__Stored data entries__.
- - - - -
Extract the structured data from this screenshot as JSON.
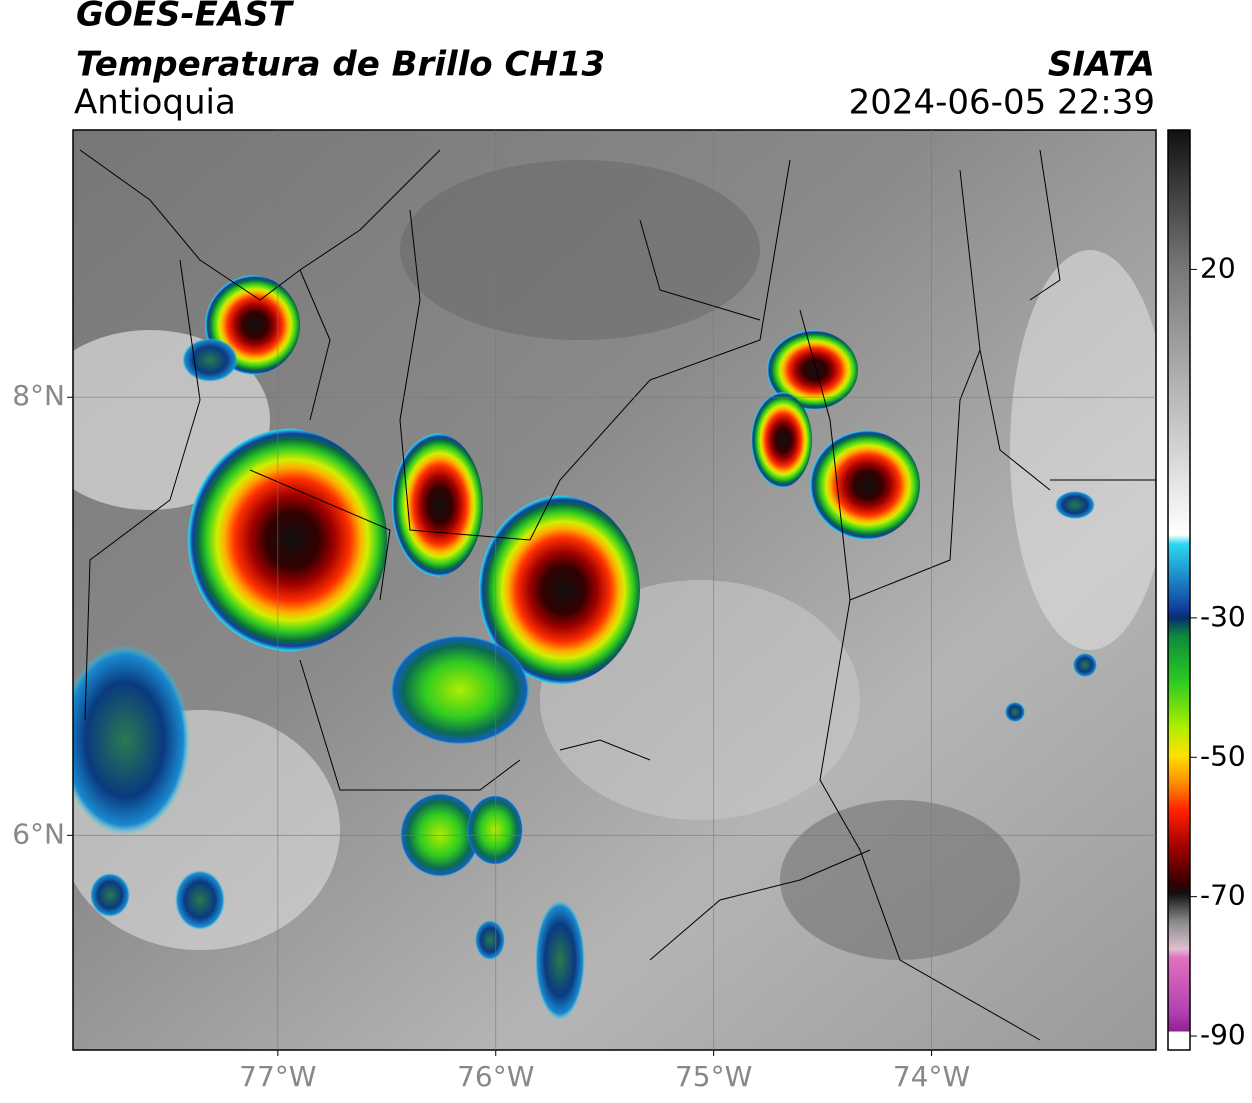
{
  "header": {
    "title": "GOES-EAST",
    "subtitle": "Temperatura de Brillo CH13",
    "region": "Antioquia",
    "source": "SIATA",
    "datetime": "2024-06-05 22:39"
  },
  "map": {
    "xlim": [
      -77.94,
      -72.97
    ],
    "ylim": [
      5.02,
      9.22
    ],
    "xticks": [
      {
        "value": -77,
        "label": "77°W"
      },
      {
        "value": -76,
        "label": "76°W"
      },
      {
        "value": -75,
        "label": "75°W"
      },
      {
        "value": -74,
        "label": "74°W"
      }
    ],
    "yticks": [
      {
        "value": 6,
        "label": "6°N"
      },
      {
        "value": 8,
        "label": "8°N"
      }
    ],
    "grid": true
  },
  "colorbar": {
    "lim": [
      40,
      -92
    ],
    "ticks": [
      20,
      -30,
      -50,
      -70,
      -90
    ]
  }
}
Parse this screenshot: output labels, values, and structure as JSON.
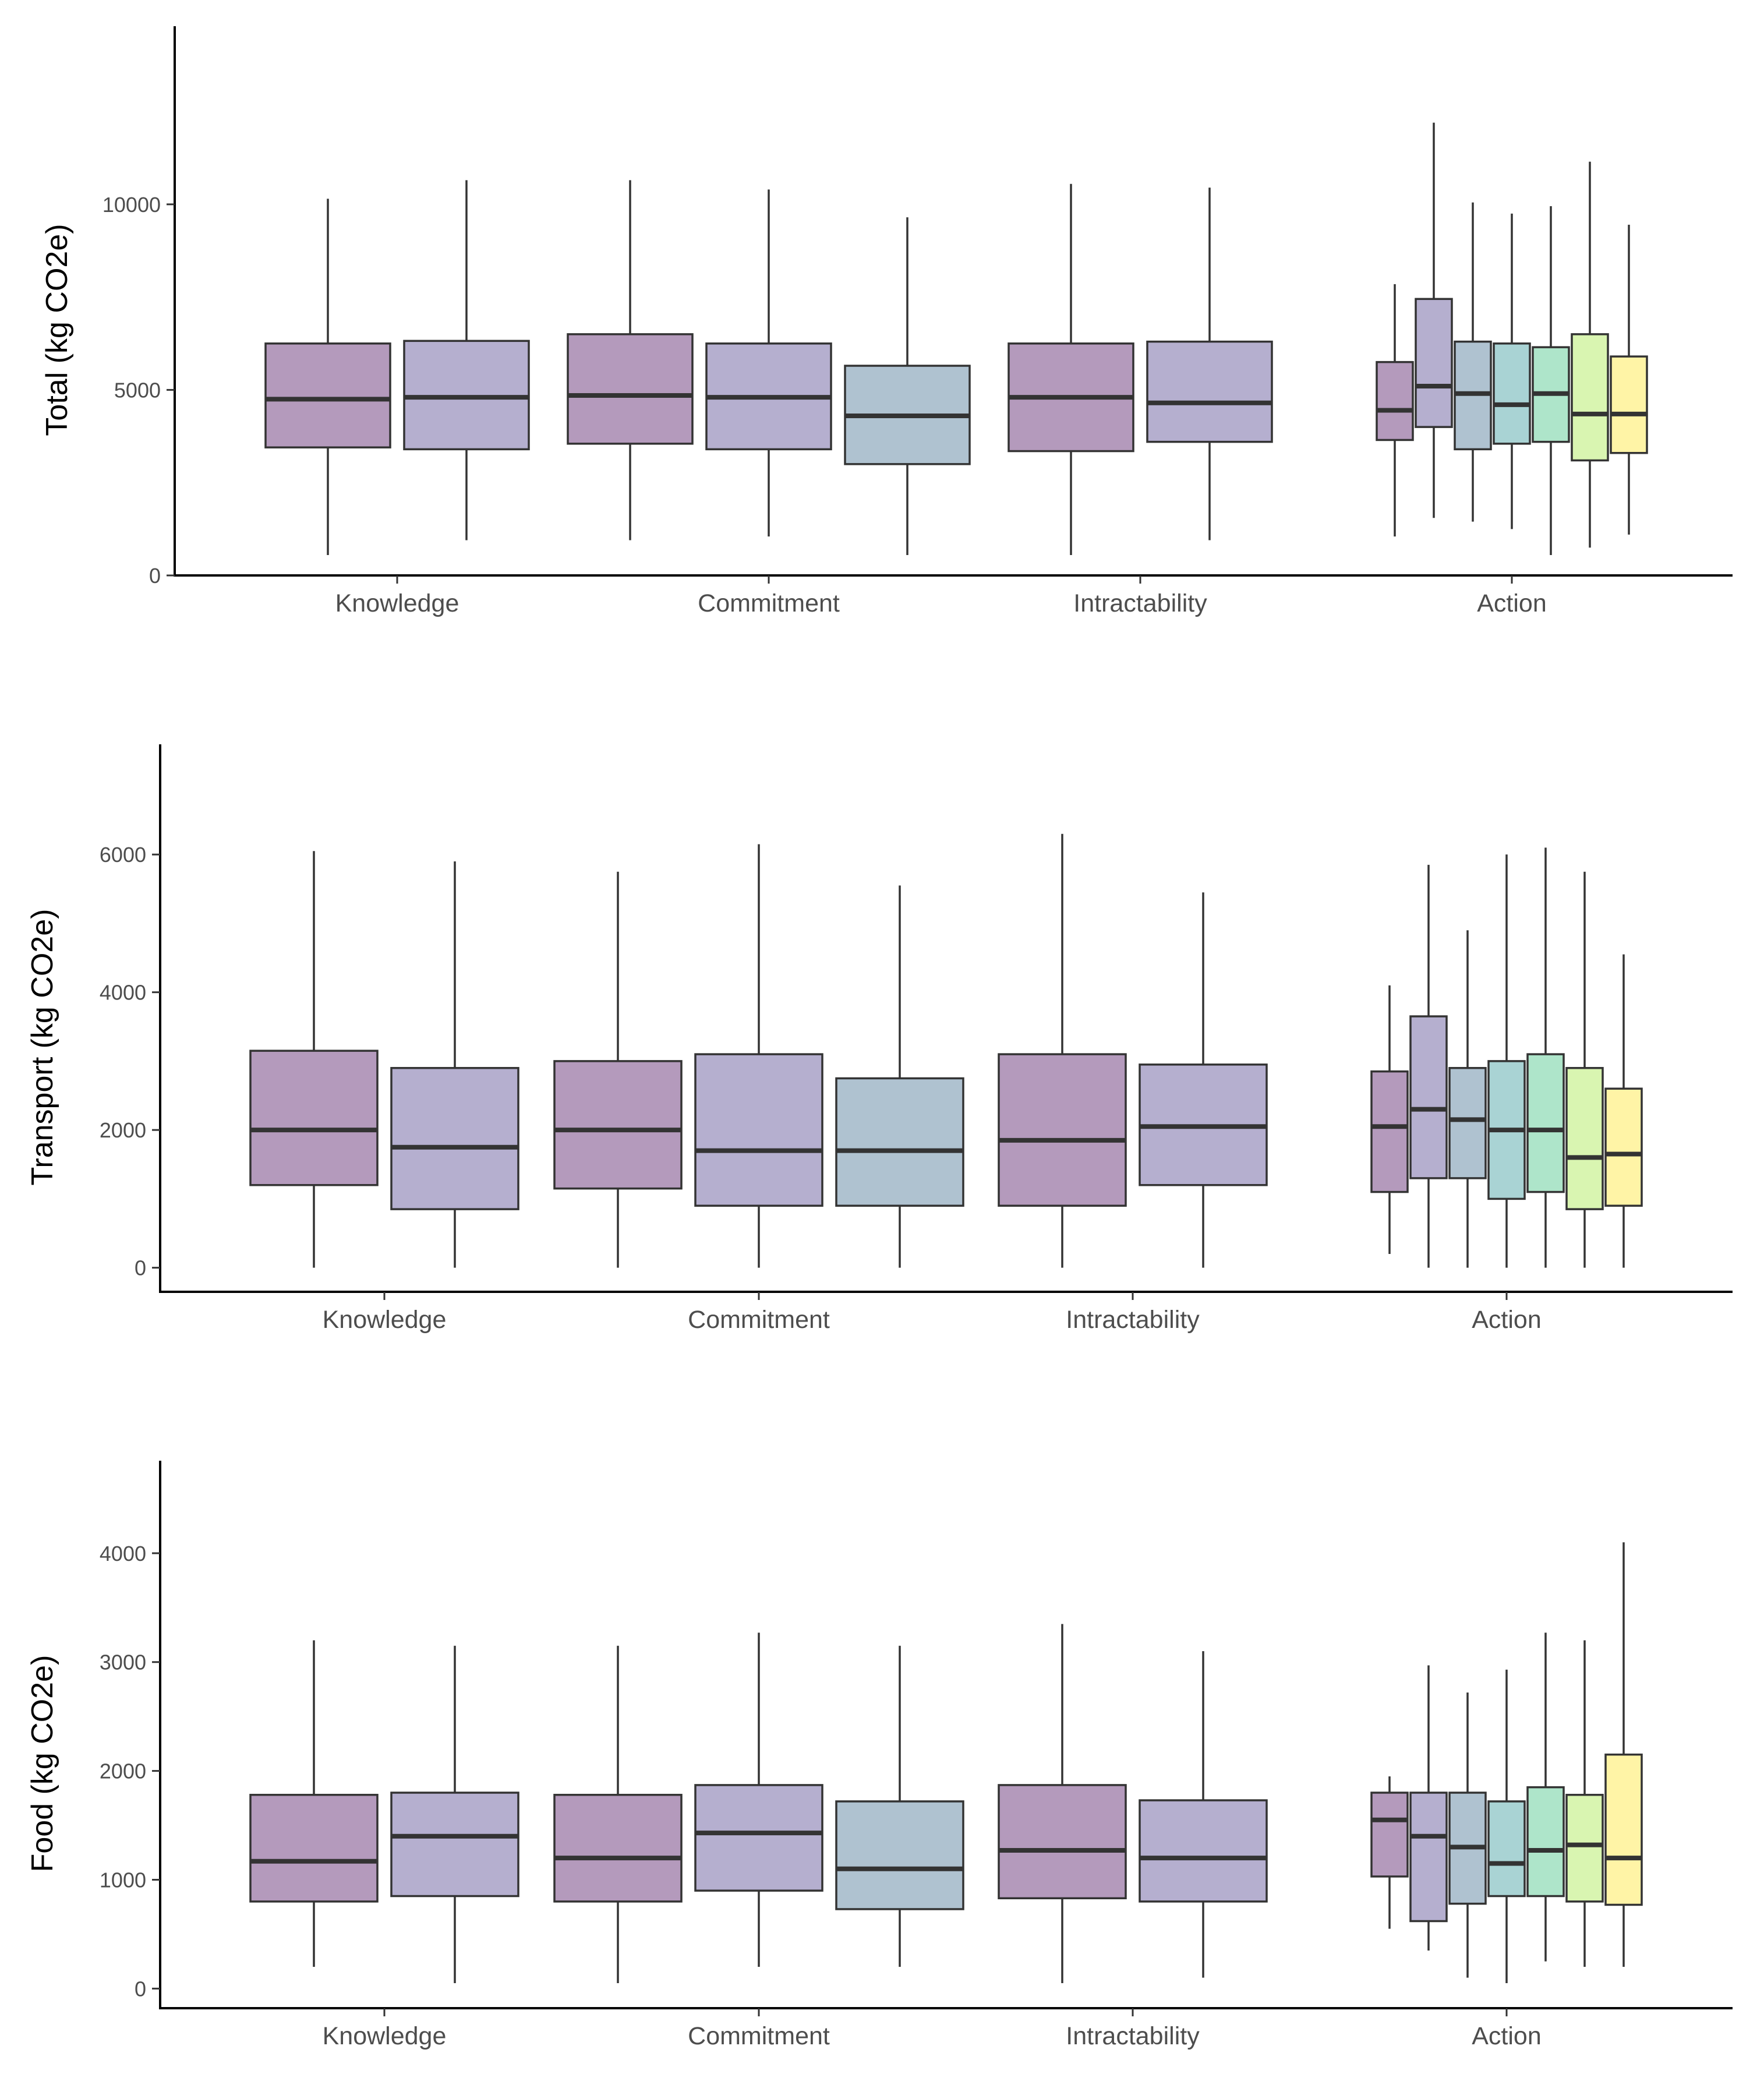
{
  "chart_data": [
    {
      "type": "boxplot",
      "ylabel": "Total (kg CO2e)",
      "ylim": [
        0,
        14800
      ],
      "yticks": [
        0,
        5000,
        10000
      ],
      "categories": [
        "Knowledge",
        "Commitment",
        "Intractability",
        "Action"
      ],
      "groups": [
        {
          "category": "Knowledge",
          "boxes": [
            {
              "fill": "#B49ABC",
              "min": 550,
              "q1": 3450,
              "median": 4750,
              "q3": 6250,
              "max": 10150
            },
            {
              "fill": "#B5AFCF",
              "min": 950,
              "q1": 3400,
              "median": 4800,
              "q3": 6320,
              "max": 10650
            }
          ]
        },
        {
          "category": "Commitment",
          "boxes": [
            {
              "fill": "#B49ABC",
              "min": 950,
              "q1": 3550,
              "median": 4850,
              "q3": 6500,
              "max": 10650
            },
            {
              "fill": "#B5AFCF",
              "min": 1050,
              "q1": 3400,
              "median": 4800,
              "q3": 6250,
              "max": 10400
            },
            {
              "fill": "#AFC2D0",
              "min": 550,
              "q1": 3000,
              "median": 4300,
              "q3": 5650,
              "max": 9650
            }
          ]
        },
        {
          "category": "Intractability",
          "boxes": [
            {
              "fill": "#B49ABC",
              "min": 550,
              "q1": 3350,
              "median": 4800,
              "q3": 6250,
              "max": 10550
            },
            {
              "fill": "#B5AFCF",
              "min": 950,
              "q1": 3600,
              "median": 4650,
              "q3": 6300,
              "max": 10450
            }
          ]
        },
        {
          "category": "Action",
          "boxes": [
            {
              "fill": "#B49ABC",
              "min": 1050,
              "q1": 3650,
              "median": 4450,
              "q3": 5750,
              "max": 7850
            },
            {
              "fill": "#B5AFCF",
              "min": 1550,
              "q1": 4000,
              "median": 5100,
              "q3": 7450,
              "max": 12200
            },
            {
              "fill": "#AFC2D0",
              "min": 1450,
              "q1": 3400,
              "median": 4900,
              "q3": 6300,
              "max": 10050
            },
            {
              "fill": "#A9D3D4",
              "min": 1250,
              "q1": 3550,
              "median": 4600,
              "q3": 6250,
              "max": 9750
            },
            {
              "fill": "#AEE5CA",
              "min": 550,
              "q1": 3600,
              "median": 4900,
              "q3": 6150,
              "max": 9950
            },
            {
              "fill": "#D9F5B1",
              "min": 750,
              "q1": 3100,
              "median": 4350,
              "q3": 6500,
              "max": 11150
            },
            {
              "fill": "#FFF4A6",
              "min": 1100,
              "q1": 3300,
              "median": 4350,
              "q3": 5900,
              "max": 9450
            }
          ]
        }
      ]
    },
    {
      "type": "boxplot",
      "ylabel": "Transport (kg CO2e)",
      "ylim": [
        -350,
        7600
      ],
      "yticks": [
        0,
        2000,
        4000,
        6000
      ],
      "categories": [
        "Knowledge",
        "Commitment",
        "Intractability",
        "Action"
      ],
      "groups": [
        {
          "category": "Knowledge",
          "boxes": [
            {
              "fill": "#B49ABC",
              "min": 0,
              "q1": 1200,
              "median": 2000,
              "q3": 3150,
              "max": 6050
            },
            {
              "fill": "#B5AFCF",
              "min": 0,
              "q1": 850,
              "median": 1750,
              "q3": 2900,
              "max": 5900
            }
          ]
        },
        {
          "category": "Commitment",
          "boxes": [
            {
              "fill": "#B49ABC",
              "min": 0,
              "q1": 1150,
              "median": 2000,
              "q3": 3000,
              "max": 5750
            },
            {
              "fill": "#B5AFCF",
              "min": 0,
              "q1": 900,
              "median": 1700,
              "q3": 3100,
              "max": 6150
            },
            {
              "fill": "#AFC2D0",
              "min": 0,
              "q1": 900,
              "median": 1700,
              "q3": 2750,
              "max": 5550
            }
          ]
        },
        {
          "category": "Intractability",
          "boxes": [
            {
              "fill": "#B49ABC",
              "min": 0,
              "q1": 900,
              "median": 1850,
              "q3": 3100,
              "max": 6300
            },
            {
              "fill": "#B5AFCF",
              "min": 0,
              "q1": 1200,
              "median": 2050,
              "q3": 2950,
              "max": 5450
            }
          ]
        },
        {
          "category": "Action",
          "boxes": [
            {
              "fill": "#B49ABC",
              "min": 200,
              "q1": 1100,
              "median": 2050,
              "q3": 2850,
              "max": 4100
            },
            {
              "fill": "#B5AFCF",
              "min": 0,
              "q1": 1300,
              "median": 2300,
              "q3": 3650,
              "max": 5850
            },
            {
              "fill": "#AFC2D0",
              "min": 0,
              "q1": 1300,
              "median": 2150,
              "q3": 2900,
              "max": 4900
            },
            {
              "fill": "#A9D3D4",
              "min": 0,
              "q1": 1000,
              "median": 2000,
              "q3": 3000,
              "max": 6000
            },
            {
              "fill": "#AEE5CA",
              "min": 0,
              "q1": 1100,
              "median": 2000,
              "q3": 3100,
              "max": 6100
            },
            {
              "fill": "#D9F5B1",
              "min": 0,
              "q1": 850,
              "median": 1600,
              "q3": 2900,
              "max": 5750
            },
            {
              "fill": "#FFF4A6",
              "min": 0,
              "q1": 900,
              "median": 1650,
              "q3": 2600,
              "max": 4550
            }
          ]
        }
      ]
    },
    {
      "type": "boxplot",
      "ylabel": "Food (kg CO2e)",
      "ylim": [
        -180,
        4850
      ],
      "yticks": [
        0,
        1000,
        2000,
        3000,
        4000
      ],
      "categories": [
        "Knowledge",
        "Commitment",
        "Intractability",
        "Action"
      ],
      "groups": [
        {
          "category": "Knowledge",
          "boxes": [
            {
              "fill": "#B49ABC",
              "min": 200,
              "q1": 800,
              "median": 1170,
              "q3": 1780,
              "max": 3200
            },
            {
              "fill": "#B5AFCF",
              "min": 50,
              "q1": 850,
              "median": 1400,
              "q3": 1800,
              "max": 3150
            }
          ]
        },
        {
          "category": "Commitment",
          "boxes": [
            {
              "fill": "#B49ABC",
              "min": 50,
              "q1": 800,
              "median": 1200,
              "q3": 1780,
              "max": 3150
            },
            {
              "fill": "#B5AFCF",
              "min": 200,
              "q1": 900,
              "median": 1430,
              "q3": 1870,
              "max": 3270
            },
            {
              "fill": "#AFC2D0",
              "min": 200,
              "q1": 730,
              "median": 1100,
              "q3": 1720,
              "max": 3150
            }
          ]
        },
        {
          "category": "Intractability",
          "boxes": [
            {
              "fill": "#B49ABC",
              "min": 50,
              "q1": 830,
              "median": 1270,
              "q3": 1870,
              "max": 3350
            },
            {
              "fill": "#B5AFCF",
              "min": 100,
              "q1": 800,
              "median": 1200,
              "q3": 1730,
              "max": 3100
            }
          ]
        },
        {
          "category": "Action",
          "boxes": [
            {
              "fill": "#B49ABC",
              "min": 550,
              "q1": 1030,
              "median": 1550,
              "q3": 1800,
              "max": 1950
            },
            {
              "fill": "#B5AFCF",
              "min": 350,
              "q1": 620,
              "median": 1400,
              "q3": 1800,
              "max": 2970
            },
            {
              "fill": "#AFC2D0",
              "min": 100,
              "q1": 780,
              "median": 1300,
              "q3": 1800,
              "max": 2720
            },
            {
              "fill": "#A9D3D4",
              "min": 50,
              "q1": 850,
              "median": 1150,
              "q3": 1720,
              "max": 2930
            },
            {
              "fill": "#AEE5CA",
              "min": 250,
              "q1": 850,
              "median": 1270,
              "q3": 1850,
              "max": 3270
            },
            {
              "fill": "#D9F5B1",
              "min": 200,
              "q1": 800,
              "median": 1320,
              "q3": 1780,
              "max": 3200
            },
            {
              "fill": "#FFF4A6",
              "min": 200,
              "q1": 770,
              "median": 1200,
              "q3": 2150,
              "max": 4100
            }
          ]
        }
      ]
    }
  ]
}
- - - - -
__Task to carry out__.
Your task is to gather every line with the word "ylabel" and copy it.

__Exercise solution__.
      "ylabel": "Total (kg CO2e)",
      "ylabel": "Transport (kg CO2e)",
      "ylabel": "Food (kg CO2e)",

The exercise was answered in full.